Return every line below in which "from" appears.

--- Start ---

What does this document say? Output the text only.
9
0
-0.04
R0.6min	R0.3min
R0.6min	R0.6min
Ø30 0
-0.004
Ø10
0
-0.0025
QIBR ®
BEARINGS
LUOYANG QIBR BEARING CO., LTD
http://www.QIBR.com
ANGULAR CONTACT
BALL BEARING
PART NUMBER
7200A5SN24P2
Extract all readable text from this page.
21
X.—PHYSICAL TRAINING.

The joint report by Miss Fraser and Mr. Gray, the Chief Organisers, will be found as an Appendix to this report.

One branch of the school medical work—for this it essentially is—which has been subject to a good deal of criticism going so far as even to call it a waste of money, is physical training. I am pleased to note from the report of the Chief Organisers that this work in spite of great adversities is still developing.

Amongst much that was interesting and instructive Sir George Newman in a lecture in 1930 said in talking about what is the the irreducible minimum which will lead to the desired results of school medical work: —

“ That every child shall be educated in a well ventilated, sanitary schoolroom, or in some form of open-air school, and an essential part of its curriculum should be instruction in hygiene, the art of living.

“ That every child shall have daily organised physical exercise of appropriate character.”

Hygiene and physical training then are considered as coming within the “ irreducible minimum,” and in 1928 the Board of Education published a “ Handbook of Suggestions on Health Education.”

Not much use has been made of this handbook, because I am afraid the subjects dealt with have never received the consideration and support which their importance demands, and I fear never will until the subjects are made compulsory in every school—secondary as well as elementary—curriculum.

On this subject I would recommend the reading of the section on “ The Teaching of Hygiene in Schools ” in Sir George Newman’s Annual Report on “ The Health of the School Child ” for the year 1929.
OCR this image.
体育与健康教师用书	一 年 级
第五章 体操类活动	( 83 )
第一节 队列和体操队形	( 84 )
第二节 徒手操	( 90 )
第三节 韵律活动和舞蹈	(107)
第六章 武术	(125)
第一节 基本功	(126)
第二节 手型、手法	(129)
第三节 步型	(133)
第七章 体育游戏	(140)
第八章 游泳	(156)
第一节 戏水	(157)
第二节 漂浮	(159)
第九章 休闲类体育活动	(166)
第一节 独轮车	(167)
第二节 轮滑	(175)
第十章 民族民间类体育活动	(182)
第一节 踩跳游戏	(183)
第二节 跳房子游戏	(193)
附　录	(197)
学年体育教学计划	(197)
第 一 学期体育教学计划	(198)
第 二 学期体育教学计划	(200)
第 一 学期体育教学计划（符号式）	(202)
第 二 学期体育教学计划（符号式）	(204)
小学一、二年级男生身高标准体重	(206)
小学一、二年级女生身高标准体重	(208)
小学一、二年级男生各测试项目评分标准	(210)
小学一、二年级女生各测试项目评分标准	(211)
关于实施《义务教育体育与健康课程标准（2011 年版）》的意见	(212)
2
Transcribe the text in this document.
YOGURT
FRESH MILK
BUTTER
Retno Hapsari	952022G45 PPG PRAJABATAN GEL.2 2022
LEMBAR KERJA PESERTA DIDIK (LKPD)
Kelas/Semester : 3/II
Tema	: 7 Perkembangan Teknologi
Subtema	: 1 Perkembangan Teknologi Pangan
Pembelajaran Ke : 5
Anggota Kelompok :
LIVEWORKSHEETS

--- End ---

# ANSWER TO THE TASK:
Extract all readable text from this page.
One branch of the school medical work—for this it essentially is—which has been subject to a good deal of criticism going so far as even to call it a waste of money, is physical training. I am pleased to note from the report of the Chief Organisers that this work in spite of great adversities is still developing.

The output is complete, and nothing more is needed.